SHORT TASK:
Copy out the lines that include the word "opening".

BEGIN PROVIDED DATA

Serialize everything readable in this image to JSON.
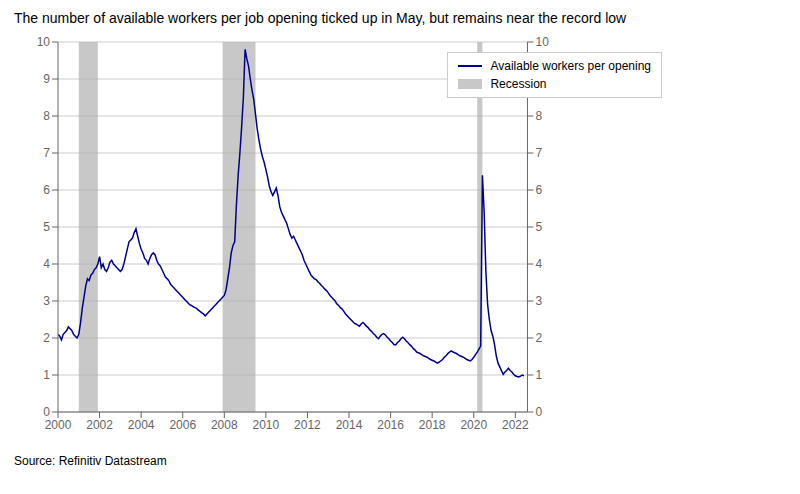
{
  "chart_data": {
    "type": "line",
    "title": "The number of available workers per job opening ticked up in May, but remains near the record low",
    "annotations": [
      "Source: Refinitiv Datastream"
    ],
    "x": [
      2000.0,
      2000.083,
      2000.167,
      2000.25,
      2000.333,
      2000.417,
      2000.5,
      2000.583,
      2000.667,
      2000.75,
      2000.833,
      2000.917,
      2001.0,
      2001.083,
      2001.167,
      2001.25,
      2001.333,
      2001.417,
      2001.5,
      2001.583,
      2001.667,
      2001.75,
      2001.833,
      2001.917,
      2002.0,
      2002.083,
      2002.167,
      2002.25,
      2002.333,
      2002.417,
      2002.5,
      2002.583,
      2002.667,
      2002.75,
      2002.833,
      2002.917,
      2003.0,
      2003.083,
      2003.167,
      2003.25,
      2003.333,
      2003.417,
      2003.5,
      2003.583,
      2003.667,
      2003.75,
      2003.833,
      2003.917,
      2004.0,
      2004.083,
      2004.167,
      2004.25,
      2004.333,
      2004.417,
      2004.5,
      2004.583,
      2004.667,
      2004.75,
      2004.833,
      2004.917,
      2005.0,
      2005.083,
      2005.167,
      2005.25,
      2005.333,
      2005.417,
      2005.5,
      2005.583,
      2005.667,
      2005.75,
      2005.833,
      2005.917,
      2006.0,
      2006.083,
      2006.167,
      2006.25,
      2006.333,
      2006.417,
      2006.5,
      2006.583,
      2006.667,
      2006.75,
      2006.833,
      2006.917,
      2007.0,
      2007.083,
      2007.167,
      2007.25,
      2007.333,
      2007.417,
      2007.5,
      2007.583,
      2007.667,
      2007.75,
      2007.833,
      2007.917,
      2008.0,
      2008.083,
      2008.167,
      2008.25,
      2008.333,
      2008.417,
      2008.5,
      2008.583,
      2008.667,
      2008.75,
      2008.833,
      2008.917,
      2009.0,
      2009.083,
      2009.167,
      2009.25,
      2009.333,
      2009.417,
      2009.5,
      2009.583,
      2009.667,
      2009.75,
      2009.833,
      2009.917,
      2010.0,
      2010.083,
      2010.167,
      2010.25,
      2010.333,
      2010.417,
      2010.5,
      2010.583,
      2010.667,
      2010.75,
      2010.833,
      2010.917,
      2011.0,
      2011.083,
      2011.167,
      2011.25,
      2011.333,
      2011.417,
      2011.5,
      2011.583,
      2011.667,
      2011.75,
      2011.833,
      2011.917,
      2012.0,
      2012.083,
      2012.167,
      2012.25,
      2012.333,
      2012.417,
      2012.5,
      2012.583,
      2012.667,
      2012.75,
      2012.833,
      2012.917,
      2013.0,
      2013.083,
      2013.167,
      2013.25,
      2013.333,
      2013.417,
      2013.5,
      2013.583,
      2013.667,
      2013.75,
      2013.833,
      2013.917,
      2014.0,
      2014.083,
      2014.167,
      2014.25,
      2014.333,
      2014.417,
      2014.5,
      2014.583,
      2014.667,
      2014.75,
      2014.833,
      2014.917,
      2015.0,
      2015.083,
      2015.167,
      2015.25,
      2015.333,
      2015.417,
      2015.5,
      2015.583,
      2015.667,
      2015.75,
      2015.833,
      2015.917,
      2016.0,
      2016.083,
      2016.167,
      2016.25,
      2016.333,
      2016.417,
      2016.5,
      2016.583,
      2016.667,
      2016.75,
      2016.833,
      2016.917,
      2017.0,
      2017.083,
      2017.167,
      2017.25,
      2017.333,
      2017.417,
      2017.5,
      2017.583,
      2017.667,
      2017.75,
      2017.833,
      2017.917,
      2018.0,
      2018.083,
      2018.167,
      2018.25,
      2018.333,
      2018.417,
      2018.5,
      2018.583,
      2018.667,
      2018.75,
      2018.833,
      2018.917,
      2019.0,
      2019.083,
      2019.167,
      2019.25,
      2019.333,
      2019.417,
      2019.5,
      2019.583,
      2019.667,
      2019.75,
      2019.833,
      2019.917,
      2020.0,
      2020.083,
      2020.167,
      2020.25,
      2020.333,
      2020.417,
      2020.5,
      2020.583,
      2020.667,
      2020.75,
      2020.833,
      2020.917,
      2021.0,
      2021.083,
      2021.167,
      2021.25,
      2021.333,
      2021.417,
      2021.5,
      2021.583,
      2021.667,
      2021.75,
      2021.833,
      2021.917,
      2022.0,
      2022.083,
      2022.167,
      2022.25,
      2022.333,
      2022.417
    ],
    "series": [
      {
        "name": "Available workers per opening",
        "color": "#00008B",
        "values": [
          2.1,
          2.05,
          1.95,
          2.1,
          2.15,
          2.2,
          2.3,
          2.25,
          2.2,
          2.1,
          2.05,
          2.0,
          2.1,
          2.4,
          2.8,
          3.1,
          3.4,
          3.6,
          3.55,
          3.7,
          3.75,
          3.85,
          3.9,
          4.0,
          4.2,
          3.9,
          4.0,
          3.85,
          3.8,
          3.9,
          4.05,
          4.1,
          4.0,
          3.95,
          3.9,
          3.85,
          3.8,
          3.85,
          4.0,
          4.2,
          4.4,
          4.6,
          4.65,
          4.7,
          4.85,
          4.95,
          4.75,
          4.55,
          4.4,
          4.3,
          4.15,
          4.1,
          4.0,
          4.15,
          4.25,
          4.3,
          4.25,
          4.1,
          4.0,
          3.95,
          3.85,
          3.75,
          3.65,
          3.6,
          3.55,
          3.45,
          3.4,
          3.35,
          3.3,
          3.25,
          3.2,
          3.15,
          3.1,
          3.05,
          3.0,
          2.95,
          2.9,
          2.88,
          2.85,
          2.82,
          2.8,
          2.75,
          2.72,
          2.68,
          2.65,
          2.6,
          2.65,
          2.7,
          2.75,
          2.8,
          2.85,
          2.9,
          2.95,
          3.0,
          3.05,
          3.1,
          3.15,
          3.3,
          3.6,
          3.9,
          4.3,
          4.5,
          4.6,
          5.6,
          6.4,
          7.0,
          7.7,
          8.5,
          9.8,
          9.55,
          9.35,
          9.0,
          8.7,
          8.45,
          8.05,
          7.65,
          7.35,
          7.1,
          6.9,
          6.75,
          6.55,
          6.35,
          6.1,
          5.95,
          5.85,
          5.95,
          6.05,
          5.85,
          5.55,
          5.4,
          5.3,
          5.2,
          5.1,
          4.95,
          4.8,
          4.7,
          4.75,
          4.65,
          4.55,
          4.45,
          4.35,
          4.25,
          4.1,
          4.0,
          3.9,
          3.8,
          3.7,
          3.65,
          3.6,
          3.58,
          3.52,
          3.48,
          3.42,
          3.38,
          3.32,
          3.28,
          3.22,
          3.15,
          3.1,
          3.05,
          3.0,
          2.92,
          2.88,
          2.82,
          2.78,
          2.72,
          2.65,
          2.6,
          2.55,
          2.5,
          2.45,
          2.4,
          2.38,
          2.35,
          2.32,
          2.38,
          2.42,
          2.38,
          2.32,
          2.28,
          2.22,
          2.18,
          2.12,
          2.08,
          2.02,
          1.98,
          2.05,
          2.1,
          2.12,
          2.08,
          2.02,
          1.98,
          1.92,
          1.88,
          1.82,
          1.82,
          1.88,
          1.92,
          1.98,
          2.02,
          1.98,
          1.92,
          1.88,
          1.82,
          1.78,
          1.72,
          1.68,
          1.62,
          1.6,
          1.58,
          1.55,
          1.52,
          1.5,
          1.48,
          1.45,
          1.42,
          1.4,
          1.38,
          1.35,
          1.32,
          1.35,
          1.38,
          1.42,
          1.48,
          1.52,
          1.58,
          1.62,
          1.65,
          1.62,
          1.6,
          1.58,
          1.55,
          1.52,
          1.5,
          1.48,
          1.45,
          1.42,
          1.4,
          1.38,
          1.42,
          1.48,
          1.55,
          1.62,
          1.7,
          1.78,
          6.4,
          5.4,
          3.8,
          2.9,
          2.5,
          2.2,
          2.05,
          1.82,
          1.52,
          1.32,
          1.22,
          1.12,
          1.02,
          1.08,
          1.12,
          1.18,
          1.12,
          1.08,
          1.02,
          0.98,
          0.96,
          0.95,
          0.97,
          1.0,
          0.98
        ]
      }
    ],
    "shaded": {
      "name": "Recession",
      "color": "#B0B0B0",
      "ranges": [
        [
          2001.0,
          2001.917
        ],
        [
          2007.917,
          2009.5
        ],
        [
          2020.167,
          2020.417
        ]
      ]
    },
    "xlim": [
      2000.0,
      2022.583
    ],
    "xticks": [
      2000,
      2002,
      2004,
      2006,
      2008,
      2010,
      2012,
      2014,
      2016,
      2018,
      2020,
      2022
    ],
    "ylim": [
      0,
      10
    ],
    "yticks": [
      0,
      1,
      2,
      3,
      4,
      5,
      6,
      7,
      8,
      9,
      10
    ],
    "y2lim": [
      0,
      10
    ],
    "y2ticks": [
      0,
      1,
      2,
      3,
      4,
      5,
      6,
      7,
      8,
      9,
      10
    ],
    "grid": true,
    "legend": "upper right"
  }
}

END PROVIDED DATA

THE RESPONSE:
    "title": "The number of available workers per job opening ticked up in May, but remains near the record low",
        "name": "Available workers per opening",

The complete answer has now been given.